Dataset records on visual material
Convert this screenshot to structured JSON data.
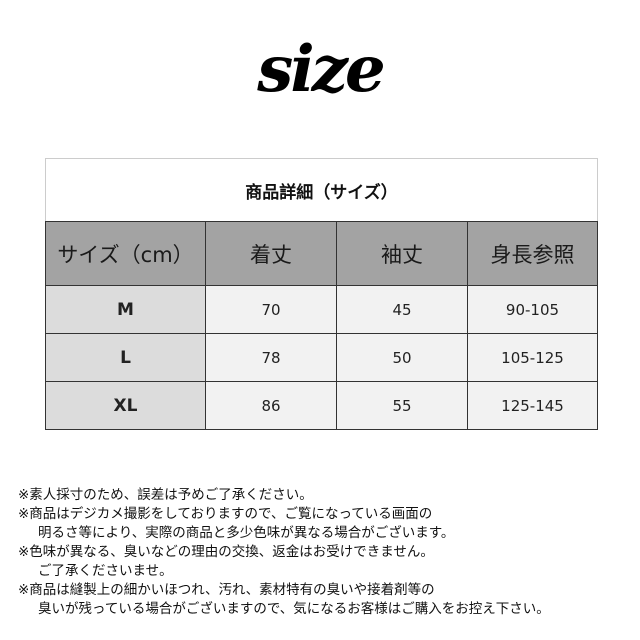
{
  "logo": "size",
  "table": {
    "title": "商品詳細（サイズ）",
    "headers": [
      "サイズ（cm）",
      "着丈",
      "袖丈",
      "身長参照"
    ],
    "rows": [
      [
        "M",
        "70",
        "45",
        "90-105"
      ],
      [
        "L",
        "78",
        "50",
        "105-125"
      ],
      [
        "XL",
        "86",
        "55",
        "125-145"
      ]
    ]
  },
  "notes": [
    "※素人採寸のため、誤差は予めご了承ください。",
    "※商品はデジカメ撮影をしておりますので、ご覧になっている画面の",
    "明るさ等により、実際の商品と多少色味が異なる場合がございます。",
    "※色味が異なる、臭いなどの理由の交換、返金はお受けできません。",
    "ご了承くださいませ。",
    "※商品は縫製上の細かいほつれ、汚れ、素材特有の臭いや接着剤等の",
    "臭いが残っている場合がございますので、気になるお客様はご購入をお控え下さい。"
  ]
}
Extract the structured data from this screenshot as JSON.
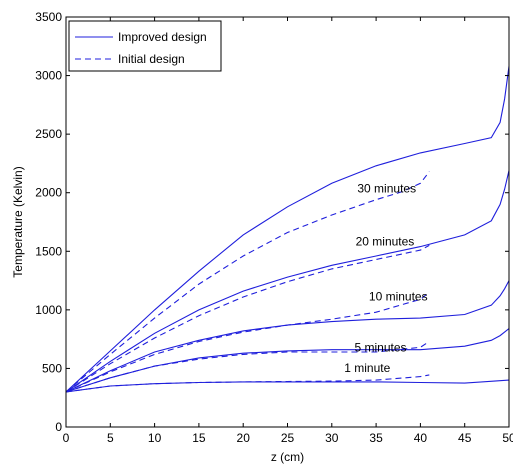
{
  "chart_data": {
    "type": "line",
    "title": "",
    "xlabel": "z (cm)",
    "ylabel": "Temperature (Kelvin)",
    "xlim": [
      0,
      50
    ],
    "ylim": [
      0,
      3500
    ],
    "xticks": [
      0,
      5,
      10,
      15,
      20,
      25,
      30,
      35,
      40,
      45,
      50
    ],
    "yticks": [
      0,
      500,
      1000,
      1500,
      2000,
      2500,
      3000,
      3500
    ],
    "grid": false,
    "legend_position": "top-left",
    "line_color": "#1f1fdc",
    "legend": [
      {
        "label": "Improved design",
        "style": "solid"
      },
      {
        "label": "Initial design",
        "style": "dashed"
      }
    ],
    "annotations": [
      {
        "text": "30 minutes",
        "x": 36.2,
        "y": 2000
      },
      {
        "text": "20 minutes",
        "x": 36.0,
        "y": 1550
      },
      {
        "text": "10 minutes",
        "x": 37.5,
        "y": 1080
      },
      {
        "text": "5 minutes",
        "x": 35.5,
        "y": 645
      },
      {
        "text": "1 minute",
        "x": 34.0,
        "y": 470
      }
    ],
    "series": [
      {
        "style": "solid",
        "x": [
          0,
          5,
          10,
          15,
          20,
          25,
          30,
          35,
          40,
          45,
          48,
          49,
          49.5,
          50
        ],
        "y": [
          300,
          650,
          1000,
          1330,
          1640,
          1880,
          2080,
          2230,
          2340,
          2420,
          2470,
          2600,
          2800,
          3080
        ]
      },
      {
        "style": "dashed",
        "x": [
          0,
          5,
          10,
          15,
          20,
          25,
          30,
          35,
          38,
          40,
          41
        ],
        "y": [
          300,
          620,
          930,
          1220,
          1460,
          1660,
          1810,
          1940,
          2010,
          2080,
          2180
        ]
      },
      {
        "style": "solid",
        "x": [
          0,
          5,
          10,
          15,
          20,
          25,
          30,
          35,
          40,
          45,
          48,
          49,
          49.5,
          50
        ],
        "y": [
          300,
          560,
          800,
          1000,
          1160,
          1280,
          1380,
          1460,
          1540,
          1640,
          1760,
          1900,
          2030,
          2190
        ]
      },
      {
        "style": "dashed",
        "x": [
          0,
          5,
          10,
          15,
          20,
          25,
          30,
          35,
          40,
          41
        ],
        "y": [
          300,
          540,
          760,
          950,
          1110,
          1240,
          1350,
          1430,
          1510,
          1550
        ]
      },
      {
        "style": "solid",
        "x": [
          0,
          5,
          10,
          15,
          20,
          25,
          30,
          35,
          40,
          45,
          48,
          49,
          49.5,
          50
        ],
        "y": [
          300,
          480,
          640,
          740,
          820,
          870,
          900,
          920,
          930,
          960,
          1040,
          1120,
          1180,
          1250
        ]
      },
      {
        "style": "dashed",
        "x": [
          0,
          5,
          10,
          15,
          20,
          25,
          30,
          35,
          40,
          41
        ],
        "y": [
          300,
          470,
          620,
          730,
          810,
          870,
          920,
          980,
          1090,
          1150
        ]
      },
      {
        "style": "solid",
        "x": [
          0,
          5,
          10,
          15,
          20,
          25,
          30,
          35,
          40,
          45,
          48,
          49,
          49.5,
          50
        ],
        "y": [
          300,
          420,
          520,
          590,
          630,
          650,
          660,
          660,
          660,
          690,
          740,
          780,
          810,
          840
        ]
      },
      {
        "style": "dashed",
        "x": [
          0,
          5,
          10,
          15,
          20,
          25,
          30,
          35,
          40,
          41
        ],
        "y": [
          300,
          420,
          520,
          580,
          620,
          640,
          640,
          640,
          680,
          730
        ]
      },
      {
        "style": "solid",
        "x": [
          0,
          5,
          10,
          15,
          20,
          25,
          30,
          35,
          40,
          45,
          50
        ],
        "y": [
          300,
          350,
          370,
          380,
          385,
          385,
          385,
          385,
          380,
          375,
          400
        ]
      },
      {
        "style": "dashed",
        "x": [
          0,
          5,
          10,
          15,
          20,
          25,
          30,
          35,
          40,
          41
        ],
        "y": [
          300,
          350,
          370,
          380,
          385,
          388,
          392,
          400,
          430,
          445
        ]
      }
    ]
  }
}
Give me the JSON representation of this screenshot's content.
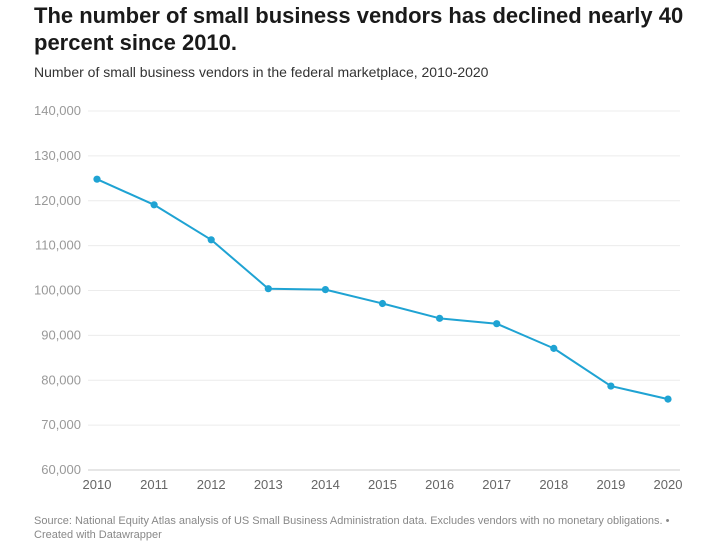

▶ _Requirements_
Copy out every line that includes the word "JSON".

▶ _Answer to this task_
Convert this screenshot to structured JSON data.
Extract the structured data from this screenshot as JSON.
Give me the JSON representation of this screenshot's content.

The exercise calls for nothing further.